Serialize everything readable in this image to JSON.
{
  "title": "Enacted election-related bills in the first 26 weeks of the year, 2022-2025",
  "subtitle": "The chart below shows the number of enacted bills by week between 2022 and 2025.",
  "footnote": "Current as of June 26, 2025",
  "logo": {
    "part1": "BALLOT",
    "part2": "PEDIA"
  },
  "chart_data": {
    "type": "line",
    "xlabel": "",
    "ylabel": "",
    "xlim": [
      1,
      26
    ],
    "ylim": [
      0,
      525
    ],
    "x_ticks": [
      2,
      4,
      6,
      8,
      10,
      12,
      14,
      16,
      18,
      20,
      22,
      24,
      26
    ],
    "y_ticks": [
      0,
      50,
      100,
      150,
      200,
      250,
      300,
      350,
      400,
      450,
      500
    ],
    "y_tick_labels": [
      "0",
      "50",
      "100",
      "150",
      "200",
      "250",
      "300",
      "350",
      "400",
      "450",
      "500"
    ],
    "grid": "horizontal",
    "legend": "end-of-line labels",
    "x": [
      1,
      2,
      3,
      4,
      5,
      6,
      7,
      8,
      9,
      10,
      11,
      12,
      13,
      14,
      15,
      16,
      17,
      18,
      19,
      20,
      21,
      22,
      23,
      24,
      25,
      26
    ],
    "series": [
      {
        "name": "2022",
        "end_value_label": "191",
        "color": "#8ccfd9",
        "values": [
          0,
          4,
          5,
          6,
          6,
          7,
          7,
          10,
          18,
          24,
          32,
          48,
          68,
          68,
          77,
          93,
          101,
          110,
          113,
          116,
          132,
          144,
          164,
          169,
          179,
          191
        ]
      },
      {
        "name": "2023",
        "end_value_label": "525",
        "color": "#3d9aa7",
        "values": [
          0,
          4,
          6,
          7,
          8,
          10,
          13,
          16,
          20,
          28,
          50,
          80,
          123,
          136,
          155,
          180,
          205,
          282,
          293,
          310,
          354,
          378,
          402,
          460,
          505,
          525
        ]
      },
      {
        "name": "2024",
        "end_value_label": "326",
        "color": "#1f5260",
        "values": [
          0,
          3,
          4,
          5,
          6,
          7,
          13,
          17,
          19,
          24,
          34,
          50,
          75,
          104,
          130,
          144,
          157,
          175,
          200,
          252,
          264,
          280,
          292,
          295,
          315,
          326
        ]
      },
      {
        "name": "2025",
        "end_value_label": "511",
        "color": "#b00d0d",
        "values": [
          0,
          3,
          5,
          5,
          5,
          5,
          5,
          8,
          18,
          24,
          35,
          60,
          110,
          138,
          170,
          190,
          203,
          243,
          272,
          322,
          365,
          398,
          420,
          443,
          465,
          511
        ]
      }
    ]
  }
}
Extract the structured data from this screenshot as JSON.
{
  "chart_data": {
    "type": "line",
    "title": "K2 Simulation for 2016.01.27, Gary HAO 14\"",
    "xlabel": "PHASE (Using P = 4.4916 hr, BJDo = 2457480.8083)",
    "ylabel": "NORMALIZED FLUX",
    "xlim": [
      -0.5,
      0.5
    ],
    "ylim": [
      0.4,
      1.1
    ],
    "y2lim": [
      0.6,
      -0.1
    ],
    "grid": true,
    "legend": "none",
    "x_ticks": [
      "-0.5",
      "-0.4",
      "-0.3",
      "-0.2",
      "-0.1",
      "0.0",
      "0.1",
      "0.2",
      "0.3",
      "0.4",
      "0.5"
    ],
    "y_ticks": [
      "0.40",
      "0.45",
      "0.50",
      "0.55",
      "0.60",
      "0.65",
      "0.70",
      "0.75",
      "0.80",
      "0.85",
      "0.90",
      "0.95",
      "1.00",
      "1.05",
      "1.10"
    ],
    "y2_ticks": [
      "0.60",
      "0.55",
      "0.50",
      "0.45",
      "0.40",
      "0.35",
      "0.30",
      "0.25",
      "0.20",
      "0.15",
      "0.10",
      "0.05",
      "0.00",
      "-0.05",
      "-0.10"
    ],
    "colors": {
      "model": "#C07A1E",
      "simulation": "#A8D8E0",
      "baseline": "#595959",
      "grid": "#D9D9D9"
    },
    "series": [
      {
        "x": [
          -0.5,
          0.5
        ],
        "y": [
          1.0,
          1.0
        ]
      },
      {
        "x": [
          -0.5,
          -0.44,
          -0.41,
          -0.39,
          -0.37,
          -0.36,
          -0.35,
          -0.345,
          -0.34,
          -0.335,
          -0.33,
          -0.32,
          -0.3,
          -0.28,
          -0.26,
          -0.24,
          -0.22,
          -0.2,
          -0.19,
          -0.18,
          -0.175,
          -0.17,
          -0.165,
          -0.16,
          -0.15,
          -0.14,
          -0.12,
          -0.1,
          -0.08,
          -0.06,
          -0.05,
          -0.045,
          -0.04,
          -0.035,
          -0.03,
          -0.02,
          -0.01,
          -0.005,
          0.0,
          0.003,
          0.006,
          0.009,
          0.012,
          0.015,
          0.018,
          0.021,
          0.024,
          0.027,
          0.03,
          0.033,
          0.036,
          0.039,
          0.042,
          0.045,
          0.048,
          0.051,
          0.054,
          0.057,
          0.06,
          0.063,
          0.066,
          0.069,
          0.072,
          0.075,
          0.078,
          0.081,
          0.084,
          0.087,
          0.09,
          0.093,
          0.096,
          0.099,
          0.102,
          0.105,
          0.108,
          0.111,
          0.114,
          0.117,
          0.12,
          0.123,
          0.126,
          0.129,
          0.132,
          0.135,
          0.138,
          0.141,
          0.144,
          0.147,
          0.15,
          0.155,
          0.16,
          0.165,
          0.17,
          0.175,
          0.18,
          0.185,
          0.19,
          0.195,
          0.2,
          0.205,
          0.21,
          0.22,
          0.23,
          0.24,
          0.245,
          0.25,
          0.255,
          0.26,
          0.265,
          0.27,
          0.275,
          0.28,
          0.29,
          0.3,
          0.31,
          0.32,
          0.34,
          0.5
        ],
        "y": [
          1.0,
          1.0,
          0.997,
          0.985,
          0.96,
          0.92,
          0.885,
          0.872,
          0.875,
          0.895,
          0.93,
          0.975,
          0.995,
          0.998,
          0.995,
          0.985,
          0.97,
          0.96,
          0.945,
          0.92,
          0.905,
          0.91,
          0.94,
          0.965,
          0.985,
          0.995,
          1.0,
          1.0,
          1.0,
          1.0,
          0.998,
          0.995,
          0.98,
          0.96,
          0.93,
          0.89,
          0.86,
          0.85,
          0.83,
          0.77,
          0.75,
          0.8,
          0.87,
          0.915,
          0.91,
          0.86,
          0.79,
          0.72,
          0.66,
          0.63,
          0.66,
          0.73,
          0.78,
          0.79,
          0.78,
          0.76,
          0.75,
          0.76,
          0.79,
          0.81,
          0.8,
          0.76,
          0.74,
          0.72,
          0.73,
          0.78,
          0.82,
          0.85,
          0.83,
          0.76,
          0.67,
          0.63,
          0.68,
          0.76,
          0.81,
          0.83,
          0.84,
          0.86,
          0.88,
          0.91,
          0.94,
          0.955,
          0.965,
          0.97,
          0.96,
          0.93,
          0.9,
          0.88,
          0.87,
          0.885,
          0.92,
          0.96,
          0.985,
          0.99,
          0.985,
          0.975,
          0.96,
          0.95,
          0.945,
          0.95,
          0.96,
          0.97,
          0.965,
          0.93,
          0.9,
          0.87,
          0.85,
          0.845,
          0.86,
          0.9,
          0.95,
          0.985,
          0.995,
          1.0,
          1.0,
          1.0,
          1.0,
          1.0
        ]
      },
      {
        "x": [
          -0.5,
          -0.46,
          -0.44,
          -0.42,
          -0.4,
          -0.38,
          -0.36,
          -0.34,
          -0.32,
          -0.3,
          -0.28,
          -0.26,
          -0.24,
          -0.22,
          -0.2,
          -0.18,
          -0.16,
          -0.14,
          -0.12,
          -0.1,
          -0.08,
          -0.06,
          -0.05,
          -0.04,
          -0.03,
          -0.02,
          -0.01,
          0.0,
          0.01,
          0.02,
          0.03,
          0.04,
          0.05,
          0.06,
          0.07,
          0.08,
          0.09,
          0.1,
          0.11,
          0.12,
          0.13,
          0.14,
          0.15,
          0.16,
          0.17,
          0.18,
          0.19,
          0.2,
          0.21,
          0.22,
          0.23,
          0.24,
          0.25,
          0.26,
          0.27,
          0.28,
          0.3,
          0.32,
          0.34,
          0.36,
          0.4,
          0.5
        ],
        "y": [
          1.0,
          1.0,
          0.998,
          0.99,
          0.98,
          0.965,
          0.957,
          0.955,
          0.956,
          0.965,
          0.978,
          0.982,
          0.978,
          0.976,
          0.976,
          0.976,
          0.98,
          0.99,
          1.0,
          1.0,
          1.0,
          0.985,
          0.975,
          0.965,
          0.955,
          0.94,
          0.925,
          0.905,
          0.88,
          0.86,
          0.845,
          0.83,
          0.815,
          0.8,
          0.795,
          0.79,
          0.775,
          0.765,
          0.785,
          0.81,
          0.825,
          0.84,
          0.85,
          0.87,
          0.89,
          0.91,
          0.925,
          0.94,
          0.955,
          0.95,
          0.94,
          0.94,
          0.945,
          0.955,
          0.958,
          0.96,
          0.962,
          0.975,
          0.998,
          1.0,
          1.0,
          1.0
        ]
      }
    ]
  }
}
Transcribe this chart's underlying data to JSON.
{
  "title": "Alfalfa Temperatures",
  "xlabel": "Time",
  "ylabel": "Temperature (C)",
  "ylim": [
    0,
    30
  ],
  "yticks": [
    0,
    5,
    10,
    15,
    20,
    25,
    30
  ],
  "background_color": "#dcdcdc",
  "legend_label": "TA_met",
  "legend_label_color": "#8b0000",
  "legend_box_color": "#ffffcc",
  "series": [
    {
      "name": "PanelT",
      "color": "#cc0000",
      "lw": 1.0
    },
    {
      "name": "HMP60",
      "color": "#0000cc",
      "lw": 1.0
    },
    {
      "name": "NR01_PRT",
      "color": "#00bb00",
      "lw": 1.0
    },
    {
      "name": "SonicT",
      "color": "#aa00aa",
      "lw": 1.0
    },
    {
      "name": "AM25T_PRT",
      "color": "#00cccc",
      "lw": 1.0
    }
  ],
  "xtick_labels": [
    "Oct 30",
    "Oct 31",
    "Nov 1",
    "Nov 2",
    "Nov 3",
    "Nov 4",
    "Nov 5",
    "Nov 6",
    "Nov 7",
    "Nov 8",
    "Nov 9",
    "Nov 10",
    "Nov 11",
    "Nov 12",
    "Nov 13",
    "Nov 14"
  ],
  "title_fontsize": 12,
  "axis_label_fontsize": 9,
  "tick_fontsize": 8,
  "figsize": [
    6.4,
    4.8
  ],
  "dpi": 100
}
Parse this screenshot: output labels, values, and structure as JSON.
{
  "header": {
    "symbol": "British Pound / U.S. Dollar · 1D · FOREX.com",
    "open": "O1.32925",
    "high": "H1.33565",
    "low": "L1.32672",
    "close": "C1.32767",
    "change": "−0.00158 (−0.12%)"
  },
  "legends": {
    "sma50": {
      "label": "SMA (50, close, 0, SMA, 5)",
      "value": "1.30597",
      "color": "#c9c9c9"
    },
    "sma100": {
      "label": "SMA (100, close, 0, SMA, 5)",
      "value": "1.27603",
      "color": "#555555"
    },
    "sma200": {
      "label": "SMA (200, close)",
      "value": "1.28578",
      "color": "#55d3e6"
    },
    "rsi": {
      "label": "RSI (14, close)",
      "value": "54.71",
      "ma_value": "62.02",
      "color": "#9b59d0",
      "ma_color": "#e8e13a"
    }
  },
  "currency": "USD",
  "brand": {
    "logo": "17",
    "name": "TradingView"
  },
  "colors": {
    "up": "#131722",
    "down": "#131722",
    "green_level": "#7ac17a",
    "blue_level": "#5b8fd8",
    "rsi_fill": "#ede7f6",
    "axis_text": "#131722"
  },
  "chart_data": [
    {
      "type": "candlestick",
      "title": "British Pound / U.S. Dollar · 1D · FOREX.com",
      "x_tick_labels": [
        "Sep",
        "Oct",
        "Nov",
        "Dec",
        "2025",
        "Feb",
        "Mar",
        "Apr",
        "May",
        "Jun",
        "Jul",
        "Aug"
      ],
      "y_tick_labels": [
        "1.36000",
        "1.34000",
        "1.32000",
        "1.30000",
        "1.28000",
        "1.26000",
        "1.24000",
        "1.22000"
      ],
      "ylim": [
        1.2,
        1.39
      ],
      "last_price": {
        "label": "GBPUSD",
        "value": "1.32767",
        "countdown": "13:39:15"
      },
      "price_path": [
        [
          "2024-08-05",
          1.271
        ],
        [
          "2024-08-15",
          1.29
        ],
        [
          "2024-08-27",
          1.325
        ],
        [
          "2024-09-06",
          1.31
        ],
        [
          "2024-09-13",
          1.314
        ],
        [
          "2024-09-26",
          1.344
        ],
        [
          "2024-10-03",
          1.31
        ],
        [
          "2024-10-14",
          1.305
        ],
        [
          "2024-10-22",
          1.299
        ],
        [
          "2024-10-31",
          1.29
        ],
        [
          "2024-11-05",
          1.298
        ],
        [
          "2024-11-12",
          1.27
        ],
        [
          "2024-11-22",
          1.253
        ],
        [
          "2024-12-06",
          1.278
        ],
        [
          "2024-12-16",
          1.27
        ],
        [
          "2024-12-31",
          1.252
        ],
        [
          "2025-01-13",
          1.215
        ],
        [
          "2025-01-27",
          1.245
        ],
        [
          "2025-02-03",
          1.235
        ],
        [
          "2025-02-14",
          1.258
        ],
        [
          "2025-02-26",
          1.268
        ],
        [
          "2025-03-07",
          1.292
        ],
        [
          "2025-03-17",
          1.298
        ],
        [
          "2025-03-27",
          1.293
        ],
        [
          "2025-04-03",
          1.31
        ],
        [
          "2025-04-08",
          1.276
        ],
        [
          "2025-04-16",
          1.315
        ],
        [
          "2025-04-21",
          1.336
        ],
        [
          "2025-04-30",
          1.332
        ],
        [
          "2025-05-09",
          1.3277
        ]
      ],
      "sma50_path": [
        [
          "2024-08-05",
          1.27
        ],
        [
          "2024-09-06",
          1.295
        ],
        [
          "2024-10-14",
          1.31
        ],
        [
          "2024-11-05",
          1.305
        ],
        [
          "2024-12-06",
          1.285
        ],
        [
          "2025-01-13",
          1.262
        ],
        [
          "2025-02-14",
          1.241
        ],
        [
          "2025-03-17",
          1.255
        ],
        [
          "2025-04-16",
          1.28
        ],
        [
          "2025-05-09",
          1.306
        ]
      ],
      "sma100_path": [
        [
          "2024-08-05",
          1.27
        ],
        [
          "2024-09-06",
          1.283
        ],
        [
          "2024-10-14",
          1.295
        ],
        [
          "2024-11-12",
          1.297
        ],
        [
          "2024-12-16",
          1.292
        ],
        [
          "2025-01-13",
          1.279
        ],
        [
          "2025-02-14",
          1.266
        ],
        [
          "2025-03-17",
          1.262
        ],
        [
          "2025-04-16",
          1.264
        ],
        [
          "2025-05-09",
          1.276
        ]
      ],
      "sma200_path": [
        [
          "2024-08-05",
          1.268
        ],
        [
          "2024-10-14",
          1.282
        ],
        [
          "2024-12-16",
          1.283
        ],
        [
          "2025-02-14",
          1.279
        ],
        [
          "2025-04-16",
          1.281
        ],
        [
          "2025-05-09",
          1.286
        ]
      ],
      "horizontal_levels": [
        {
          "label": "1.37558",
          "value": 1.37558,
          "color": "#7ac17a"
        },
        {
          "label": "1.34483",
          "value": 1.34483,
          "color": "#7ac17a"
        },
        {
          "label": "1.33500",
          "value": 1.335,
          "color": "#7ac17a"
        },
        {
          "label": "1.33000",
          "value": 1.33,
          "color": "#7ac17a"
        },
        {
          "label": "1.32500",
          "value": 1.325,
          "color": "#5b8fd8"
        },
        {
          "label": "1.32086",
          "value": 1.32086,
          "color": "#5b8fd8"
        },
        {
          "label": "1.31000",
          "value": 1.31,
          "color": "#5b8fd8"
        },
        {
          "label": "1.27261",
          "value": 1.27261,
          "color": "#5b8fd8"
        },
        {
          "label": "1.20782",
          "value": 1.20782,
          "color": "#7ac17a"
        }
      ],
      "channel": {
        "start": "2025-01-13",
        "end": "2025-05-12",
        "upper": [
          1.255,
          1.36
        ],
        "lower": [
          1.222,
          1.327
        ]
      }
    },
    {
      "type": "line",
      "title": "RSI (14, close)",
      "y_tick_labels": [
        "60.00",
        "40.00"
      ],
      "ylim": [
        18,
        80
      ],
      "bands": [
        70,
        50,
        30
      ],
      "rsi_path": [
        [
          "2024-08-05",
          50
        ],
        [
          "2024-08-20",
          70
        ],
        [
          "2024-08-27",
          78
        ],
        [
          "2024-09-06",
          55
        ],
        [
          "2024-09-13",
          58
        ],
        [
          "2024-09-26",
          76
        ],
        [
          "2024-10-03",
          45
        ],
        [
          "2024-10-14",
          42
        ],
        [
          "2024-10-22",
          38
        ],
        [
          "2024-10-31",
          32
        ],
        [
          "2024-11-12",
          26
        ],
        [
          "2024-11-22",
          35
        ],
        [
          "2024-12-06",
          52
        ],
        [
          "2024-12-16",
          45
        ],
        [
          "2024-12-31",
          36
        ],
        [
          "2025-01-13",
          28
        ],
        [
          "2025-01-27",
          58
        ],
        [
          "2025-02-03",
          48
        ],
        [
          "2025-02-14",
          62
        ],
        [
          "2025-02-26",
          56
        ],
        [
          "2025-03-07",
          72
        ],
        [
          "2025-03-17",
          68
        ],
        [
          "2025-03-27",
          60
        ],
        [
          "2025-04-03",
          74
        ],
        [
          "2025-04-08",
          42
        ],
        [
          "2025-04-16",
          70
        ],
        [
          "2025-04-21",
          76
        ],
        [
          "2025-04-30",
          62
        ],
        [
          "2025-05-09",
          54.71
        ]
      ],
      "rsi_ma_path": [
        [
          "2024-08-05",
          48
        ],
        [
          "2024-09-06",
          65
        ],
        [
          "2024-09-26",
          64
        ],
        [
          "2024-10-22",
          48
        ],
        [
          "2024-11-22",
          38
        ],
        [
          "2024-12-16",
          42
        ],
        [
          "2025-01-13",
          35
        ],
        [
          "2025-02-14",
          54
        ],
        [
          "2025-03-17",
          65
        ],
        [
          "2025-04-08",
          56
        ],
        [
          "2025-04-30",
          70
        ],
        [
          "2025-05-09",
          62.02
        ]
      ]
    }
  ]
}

════════

## Task description
Pull every line containing "bills" from the data.

## Response to the exercise
  "title": "Enacted election-related bills in the first 26 weeks of the year, 2022-2025",
  "subtitle": "The chart below shows the number of enacted bills by week between 2022 and 2025.",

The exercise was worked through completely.